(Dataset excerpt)

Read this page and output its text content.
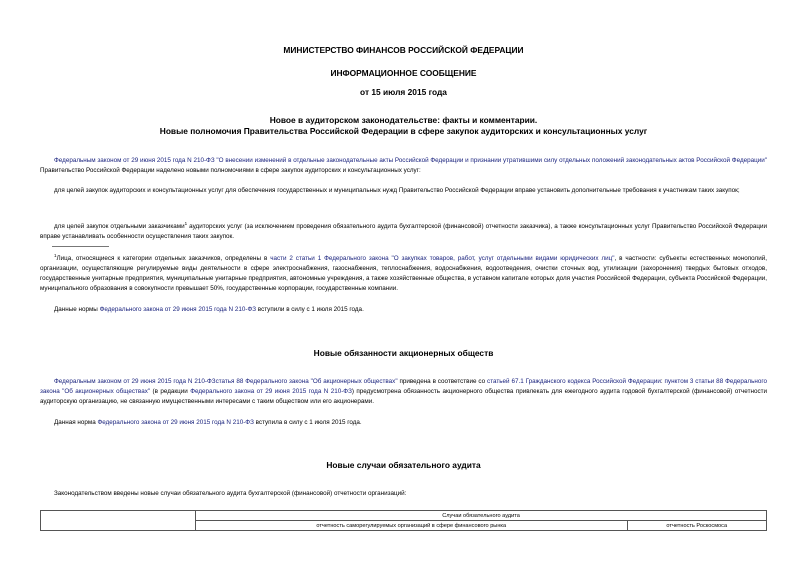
МИНИСТЕРСТВО ФИНАНСОВ РОССИЙСКОЙ ФЕДЕРАЦИИ
ИНФОРМАЦИОННОЕ СООБЩЕНИЕ
от 15 июля 2015 года
Новое в аудиторском законодательстве: факты и комментарии.
Новые полномочия Правительства Российской Федерации в сфере закупок аудиторских и консультационных услуг
Федеральным законом от 29 июня 2015 года N 210-ФЗ "О внесении изменений в отдельные законодательные акты Российской Федерации и признании утратившими силу отдельных положений законодательных актов Российской Федерации" Правительство Российской Федерации наделено новыми полномочиями в сфере закупок аудиторских и консультационных услуг:
для целей закупок аудиторских и консультационных услуг для обеспечения государственных и муниципальных нужд Правительство Российской Федерации вправе установить дополнительные требования к участникам таких закупок;
для целей закупок отдельными заказчиками$^1$ аудиторских услуг (за исключением проведения обязательного аудита бухгалтерской (финансовой) отчетности заказчика), а также консультационных услуг Правительство Российской Федерации вправе устанавливать особенности осуществления таких закупок.
$^1$Лица, относящиеся к категории отдельных заказчиков, определены в части 2 статьи 1 Федерального закона "О закупках товаров, работ, услуг отдельными видами юридических лиц", в частности: субъекты естественных монополий, организации, осуществляющие регулируемые виды деятельности в сфере электроснабжения, газоснабжения, теплоснабжения, водоснабжения, водоотведения, очистки сточных вод, утилизации (захоронения) твердых бытовых отходов, государственные унитарные предприятия, муниципальные унитарные предприятия, автономные учреждения, а также хозяйственные общества, в уставном капитале которых доля участия Российской Федерации, субъекта Российской Федерации, муниципального образования в совокупности превышает 50%, государственные корпорации, государственные компании.
Данные нормы Федерального закона от 29 июня 2015 года N 210-ФЗ вступили в силу с 1 июля 2015 года.
Новые обязанности акционерных обществ
Федеральным законом от 29 июня 2015 года N 210-ФЗстатья 88 Федерального закона "Об акционерных обществах" приведена в соответствие со статьей 67.1 Гражданского кодекса Российской Федерации: пунктом 3 статьи 88 Федерального закона "Об акционерных обществах" (в редакции Федерального закона от 29 июня 2015 года N 210-ФЗ) предусмотрена обязанность акционерного общества привлекать для ежегодного аудита годовой бухгалтерской (финансовой) отчетности аудиторскую организацию, не связанную имущественными интересами с таким обществом или его акционерами.
Данная норма Федерального закона от 29 июня 2015 года N 210-ФЗ вступила в силу с 1 июля 2015 года.
Новые случаи обязательного аудита
Законодательством введены новые случаи обязательного аудита бухгалтерской (финансовой) отчетности организаций:
	Случаи обязательного аудита	
	отчетность саморегулируемых организаций в сфере финансового рынка	отчетность Роскосмоса
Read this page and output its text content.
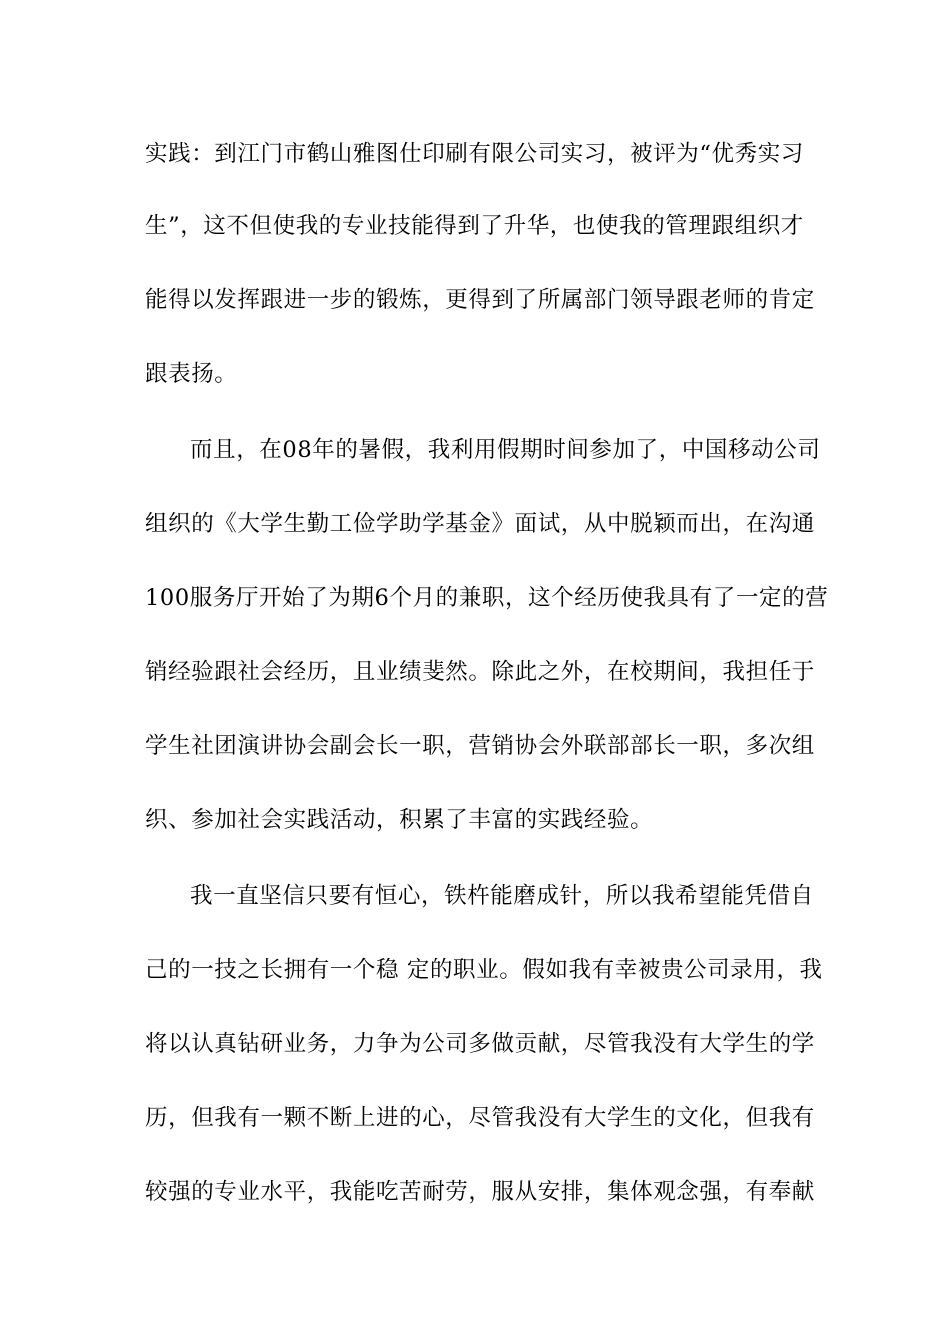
实践：到江门市鹤山雅图仕印刷有限公司实习，被评为“优秀实习

生”，这不但使我的专业技能得到了升华，也使我的管理跟组织才

能得以发挥跟进一步的锻炼，更得到了所属部门领导跟老师的肯定

跟表扬。

而且，在08年的暑假，我利用假期时间参加了，中国移动公司

组织的《大学生勤工俭学助学基金》面试，从中脱颖而出，在沟通

100服务厅开始了为期6个月的兼职，这个经历使我具有了一定的营

销经验跟社会经历，且业绩斐然。除此之外，在校期间，我担任于

学生社团演讲协会副会长一职，营销协会外联部部长一职，多次组

织、参加社会实践活动，积累了丰富的实践经验。

我一直坚信只要有恒心，铁杵能磨成针，所以我希望能凭借自

己的一技之长拥有一个稳 定的职业。假如我有幸被贵公司录用，我

将以认真钻研业务，力争为公司多做贡献，尽管我没有大学生的学

历，但我有一颗不断上进的心，尽管我没有大学生的文化，但我有

较强的专业水平，我能吃苦耐劳，服从安排，集体观念强，有奉献
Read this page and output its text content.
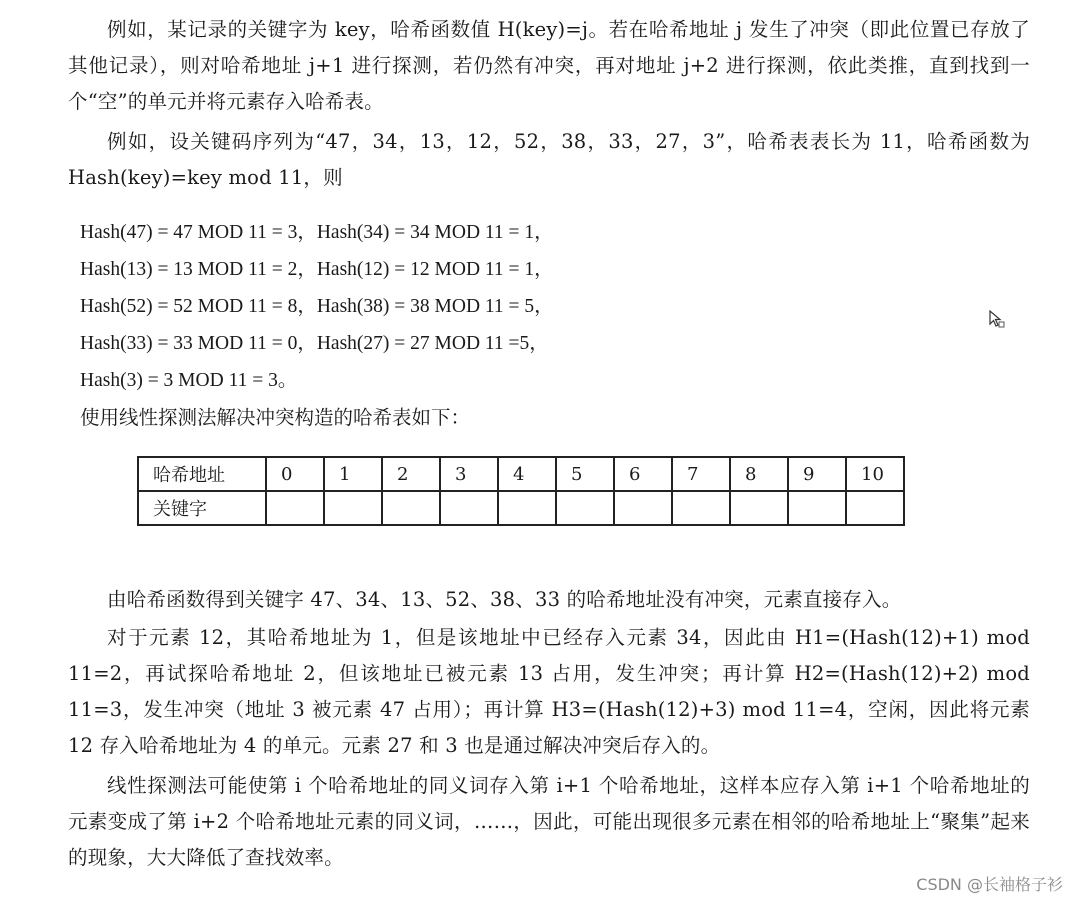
例如，某记录的关键字为 key，哈希函数值 H(key)=j。若在哈希地址 j 发生了冲突（即此位置已存放了其他记录），则对哈希地址 j+1 进行探测，若仍然有冲突，再对地址 j+2 进行探测，依此类推，直到找到一个“空”的单元并将元素存入哈希表。

例如，设关键码序列为“47，34，13，12，52，38，33，27，3”，哈希表表长为 11，哈希函数为 Hash(key)=key mod 11，则

Hash(47) = 47 MOD 11 = 3，Hash(34) = 34 MOD 11 = 1，
Hash(13) = 13 MOD 11 = 2，Hash(12) = 12 MOD 11 = 1，
Hash(52) = 52 MOD 11 = 8，Hash(38) = 38 MOD 11 = 5，
Hash(33) = 33 MOD 11 = 0，Hash(27) = 27 MOD 11 =5，
Hash(3) = 3 MOD 11 = 3。

使用线性探测法解决冲突构造的哈希表如下：

哈希地址	0	1	2	3	4	5	6	7	8	9	10
关键字											

由哈希函数得到关键字 47、34、13、52、38、33 的哈希地址没有冲突，元素直接存入。

对于元素 12，其哈希地址为 1，但是该地址中已经存入元素 34，因此由 H1=(Hash(12)+1) mod 11=2，再试探哈希地址 2，但该地址已被元素 13 占用，发生冲突；再计算 H2=(Hash(12)+2) mod 11=3，发生冲突（地址 3 被元素 47 占用）；再计算 H3=(Hash(12)+3) mod 11=4，空闲，因此将元素 12 存入哈希地址为 4 的单元。元素 27 和 3 也是通过解决冲突后存入的。

线性探测法可能使第 i 个哈希地址的同义词存入第 i+1 个哈希地址，这样本应存入第 i+1 个哈希地址的元素变成了第 i+2 个哈希地址元素的同义词，……，因此，可能出现很多元素在相邻的哈希地址上“聚集”起来的现象，大大降低了查找效率。

CSDN @长袖格子衫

PROBLEM TO SOLVE
Report how many lines contain "бухгалтерской". Give nothing but the number.

SOLUTION TO THE PROBLEM
3